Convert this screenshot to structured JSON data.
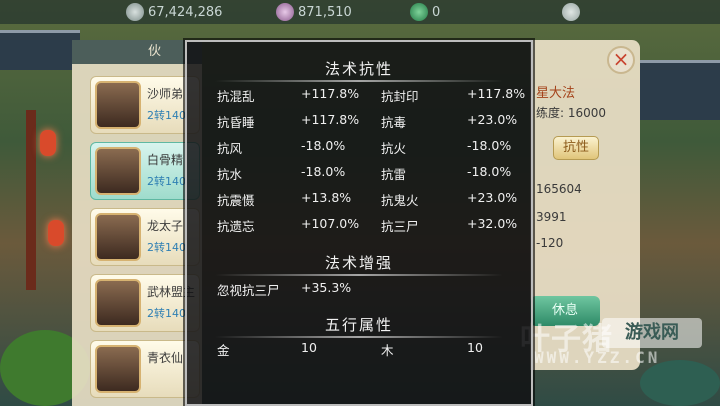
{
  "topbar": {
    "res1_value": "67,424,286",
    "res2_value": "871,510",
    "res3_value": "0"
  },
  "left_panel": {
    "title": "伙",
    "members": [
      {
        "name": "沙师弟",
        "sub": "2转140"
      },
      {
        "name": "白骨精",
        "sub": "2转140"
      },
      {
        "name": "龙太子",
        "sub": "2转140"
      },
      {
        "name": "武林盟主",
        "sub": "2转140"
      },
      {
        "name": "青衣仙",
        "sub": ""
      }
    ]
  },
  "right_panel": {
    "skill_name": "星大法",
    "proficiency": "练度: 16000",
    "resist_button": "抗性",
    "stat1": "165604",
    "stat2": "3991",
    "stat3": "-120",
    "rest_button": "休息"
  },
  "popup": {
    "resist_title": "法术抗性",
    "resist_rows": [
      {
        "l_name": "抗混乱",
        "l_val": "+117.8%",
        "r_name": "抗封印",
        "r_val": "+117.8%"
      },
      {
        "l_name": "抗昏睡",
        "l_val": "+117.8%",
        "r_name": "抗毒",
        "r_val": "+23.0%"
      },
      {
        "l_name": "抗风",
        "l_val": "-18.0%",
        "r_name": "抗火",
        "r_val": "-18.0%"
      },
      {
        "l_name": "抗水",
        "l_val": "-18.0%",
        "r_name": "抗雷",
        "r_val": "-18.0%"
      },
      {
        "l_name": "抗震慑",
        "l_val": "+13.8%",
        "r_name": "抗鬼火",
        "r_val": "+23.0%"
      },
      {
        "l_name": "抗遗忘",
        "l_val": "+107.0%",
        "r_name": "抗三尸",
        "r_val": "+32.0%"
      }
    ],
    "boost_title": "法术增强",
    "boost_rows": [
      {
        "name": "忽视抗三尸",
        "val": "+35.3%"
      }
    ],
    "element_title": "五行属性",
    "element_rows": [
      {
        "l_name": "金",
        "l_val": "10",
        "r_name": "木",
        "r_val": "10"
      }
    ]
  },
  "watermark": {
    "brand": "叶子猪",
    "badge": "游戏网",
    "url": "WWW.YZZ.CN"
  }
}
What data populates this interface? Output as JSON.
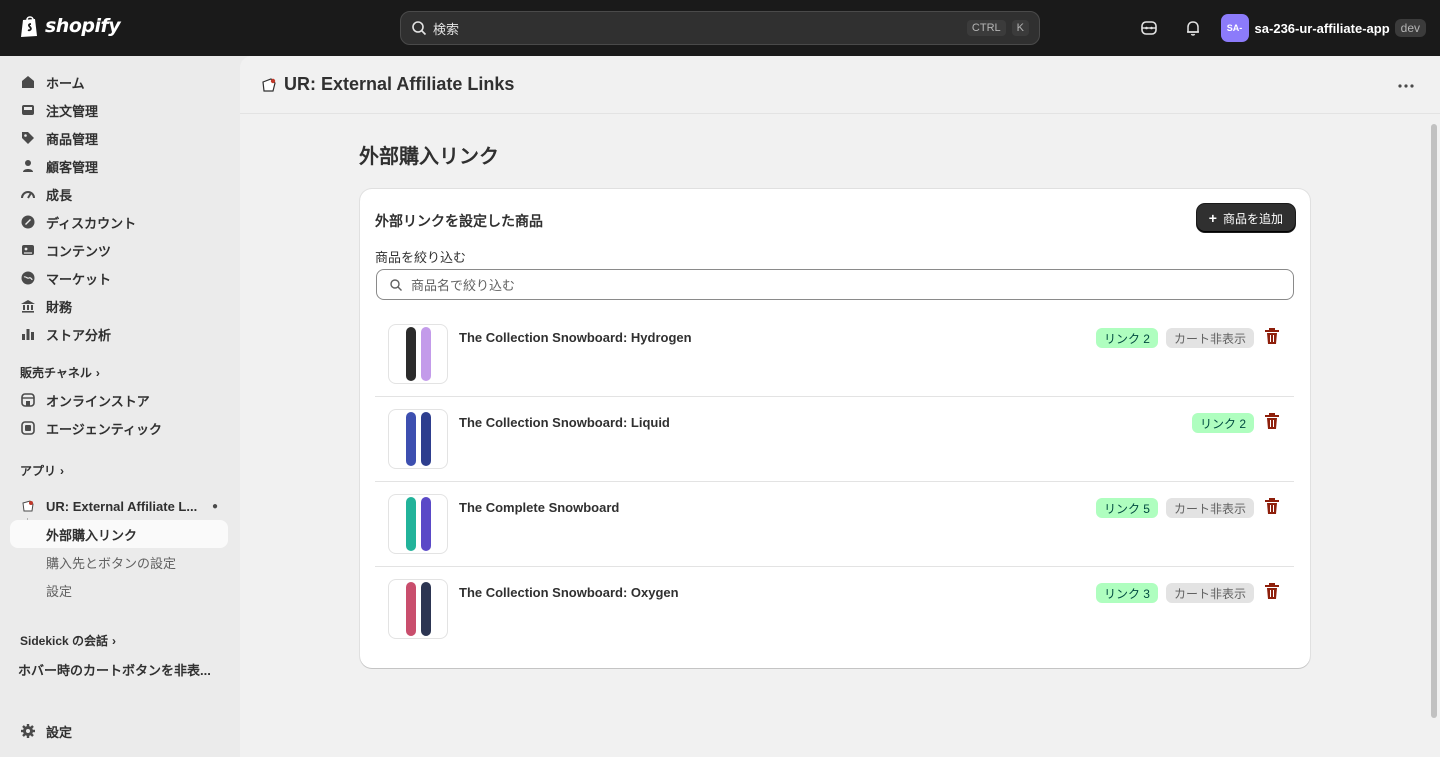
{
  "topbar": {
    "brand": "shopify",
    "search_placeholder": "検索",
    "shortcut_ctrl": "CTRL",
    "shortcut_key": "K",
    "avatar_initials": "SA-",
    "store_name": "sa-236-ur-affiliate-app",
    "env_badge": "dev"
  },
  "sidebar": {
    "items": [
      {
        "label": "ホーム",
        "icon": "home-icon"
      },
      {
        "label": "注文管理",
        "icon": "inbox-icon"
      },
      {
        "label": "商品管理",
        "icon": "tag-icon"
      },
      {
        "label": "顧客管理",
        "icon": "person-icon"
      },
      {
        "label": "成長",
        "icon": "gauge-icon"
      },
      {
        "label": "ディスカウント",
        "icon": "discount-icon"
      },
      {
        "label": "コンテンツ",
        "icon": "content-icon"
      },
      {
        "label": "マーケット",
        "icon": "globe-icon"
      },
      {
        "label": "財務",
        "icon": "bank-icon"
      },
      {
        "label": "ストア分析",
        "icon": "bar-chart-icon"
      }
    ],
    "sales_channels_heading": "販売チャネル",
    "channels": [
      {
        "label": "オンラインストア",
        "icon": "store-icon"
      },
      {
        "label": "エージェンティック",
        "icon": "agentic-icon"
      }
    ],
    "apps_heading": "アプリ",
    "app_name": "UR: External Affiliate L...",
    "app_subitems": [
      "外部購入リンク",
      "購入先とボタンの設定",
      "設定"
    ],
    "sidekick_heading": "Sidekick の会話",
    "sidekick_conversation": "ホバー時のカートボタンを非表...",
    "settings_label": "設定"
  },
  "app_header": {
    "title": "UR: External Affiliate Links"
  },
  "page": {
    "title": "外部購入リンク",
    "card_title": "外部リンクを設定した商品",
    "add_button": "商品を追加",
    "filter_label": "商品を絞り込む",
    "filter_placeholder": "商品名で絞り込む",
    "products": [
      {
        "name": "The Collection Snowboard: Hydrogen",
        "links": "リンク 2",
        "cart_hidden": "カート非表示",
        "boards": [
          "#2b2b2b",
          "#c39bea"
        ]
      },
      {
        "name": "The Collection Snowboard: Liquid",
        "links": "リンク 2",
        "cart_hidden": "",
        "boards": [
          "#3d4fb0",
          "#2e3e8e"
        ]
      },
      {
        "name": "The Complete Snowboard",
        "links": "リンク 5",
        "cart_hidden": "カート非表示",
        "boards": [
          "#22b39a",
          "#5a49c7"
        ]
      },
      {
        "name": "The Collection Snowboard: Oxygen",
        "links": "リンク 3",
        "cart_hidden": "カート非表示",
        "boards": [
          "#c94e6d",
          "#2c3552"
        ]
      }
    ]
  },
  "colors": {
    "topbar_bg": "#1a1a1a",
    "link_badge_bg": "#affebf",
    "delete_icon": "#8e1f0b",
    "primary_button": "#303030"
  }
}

-- What is needed --
Using the data above, write out every line exactly, leaving the images behind.

-- Reply --
Convert this screenshot to structured JSON data.
{
  "topbar": {
    "res1_value": "67,424,286",
    "res2_value": "871,510",
    "res3_value": "0"
  },
  "left_panel": {
    "title": "伙",
    "members": [
      {
        "name": "沙师弟",
        "sub": "2转140"
      },
      {
        "name": "白骨精",
        "sub": "2转140"
      },
      {
        "name": "龙太子",
        "sub": "2转140"
      },
      {
        "name": "武林盟主",
        "sub": "2转140"
      },
      {
        "name": "青衣仙",
        "sub": ""
      }
    ]
  },
  "right_panel": {
    "skill_name": "星大法",
    "proficiency": "练度: 16000",
    "resist_button": "抗性",
    "stat1": "165604",
    "stat2": "3991",
    "stat3": "-120",
    "rest_button": "休息"
  },
  "popup": {
    "resist_title": "法术抗性",
    "resist_rows": [
      {
        "l_name": "抗混乱",
        "l_val": "+117.8%",
        "r_name": "抗封印",
        "r_val": "+117.8%"
      },
      {
        "l_name": "抗昏睡",
        "l_val": "+117.8%",
        "r_name": "抗毒",
        "r_val": "+23.0%"
      },
      {
        "l_name": "抗风",
        "l_val": "-18.0%",
        "r_name": "抗火",
        "r_val": "-18.0%"
      },
      {
        "l_name": "抗水",
        "l_val": "-18.0%",
        "r_name": "抗雷",
        "r_val": "-18.0%"
      },
      {
        "l_name": "抗震慑",
        "l_val": "+13.8%",
        "r_name": "抗鬼火",
        "r_val": "+23.0%"
      },
      {
        "l_name": "抗遗忘",
        "l_val": "+107.0%",
        "r_name": "抗三尸",
        "r_val": "+32.0%"
      }
    ],
    "boost_title": "法术增强",
    "boost_rows": [
      {
        "name": "忽视抗三尸",
        "val": "+35.3%"
      }
    ],
    "element_title": "五行属性",
    "element_rows": [
      {
        "l_name": "金",
        "l_val": "10",
        "r_name": "木",
        "r_val": "10"
      }
    ]
  },
  "watermark": {
    "brand": "叶子猪",
    "badge": "游戏网",
    "url": "WWW.YZZ.CN"
  }
}
What data populates this interface? Output as JSON.
{
  "topbar": {
    "brand": "shopify",
    "search_placeholder": "検索",
    "shortcut_ctrl": "CTRL",
    "shortcut_key": "K",
    "avatar_initials": "SA-",
    "store_name": "sa-236-ur-affiliate-app",
    "env_badge": "dev"
  },
  "sidebar": {
    "items": [
      {
        "label": "ホーム",
        "icon": "home-icon"
      },
      {
        "label": "注文管理",
        "icon": "inbox-icon"
      },
      {
        "label": "商品管理",
        "icon": "tag-icon"
      },
      {
        "label": "顧客管理",
        "icon": "person-icon"
      },
      {
        "label": "成長",
        "icon": "gauge-icon"
      },
      {
        "label": "ディスカウント",
        "icon": "discount-icon"
      },
      {
        "label": "コンテンツ",
        "icon": "content-icon"
      },
      {
        "label": "マーケット",
        "icon": "globe-icon"
      },
      {
        "label": "財務",
        "icon": "bank-icon"
      },
      {
        "label": "ストア分析",
        "icon": "bar-chart-icon"
      }
    ],
    "sales_channels_heading": "販売チャネル",
    "channels": [
      {
        "label": "オンラインストア",
        "icon": "store-icon"
      },
      {
        "label": "エージェンティック",
        "icon": "agentic-icon"
      }
    ],
    "apps_heading": "アプリ",
    "app_name": "UR: External Affiliate L...",
    "app_subitems": [
      "外部購入リンク",
      "購入先とボタンの設定",
      "設定"
    ],
    "sidekick_heading": "Sidekick の会話",
    "sidekick_conversation": "ホバー時のカートボタンを非表...",
    "settings_label": "設定"
  },
  "app_header": {
    "title": "UR: External Affiliate Links"
  },
  "page": {
    "title": "外部購入リンク",
    "card_title": "外部リンクを設定した商品",
    "add_button": "商品を追加",
    "filter_label": "商品を絞り込む",
    "filter_placeholder": "商品名で絞り込む",
    "products": [
      {
        "name": "The Collection Snowboard: Hydrogen",
        "links": "リンク 2",
        "cart_hidden": "カート非表示",
        "boards": [
          "#2b2b2b",
          "#c39bea"
        ]
      },
      {
        "name": "The Collection Snowboard: Liquid",
        "links": "リンク 2",
        "cart_hidden": "",
        "boards": [
          "#3d4fb0",
          "#2e3e8e"
        ]
      },
      {
        "name": "The Complete Snowboard",
        "links": "リンク 5",
        "cart_hidden": "カート非表示",
        "boards": [
          "#22b39a",
          "#5a49c7"
        ]
      },
      {
        "name": "The Collection Snowboard: Oxygen",
        "links": "リンク 3",
        "cart_hidden": "カート非表示",
        "boards": [
          "#c94e6d",
          "#2c3552"
        ]
      }
    ]
  },
  "colors": {
    "topbar_bg": "#1a1a1a",
    "link_badge_bg": "#affebf",
    "delete_icon": "#8e1f0b",
    "primary_button": "#303030"
  }
}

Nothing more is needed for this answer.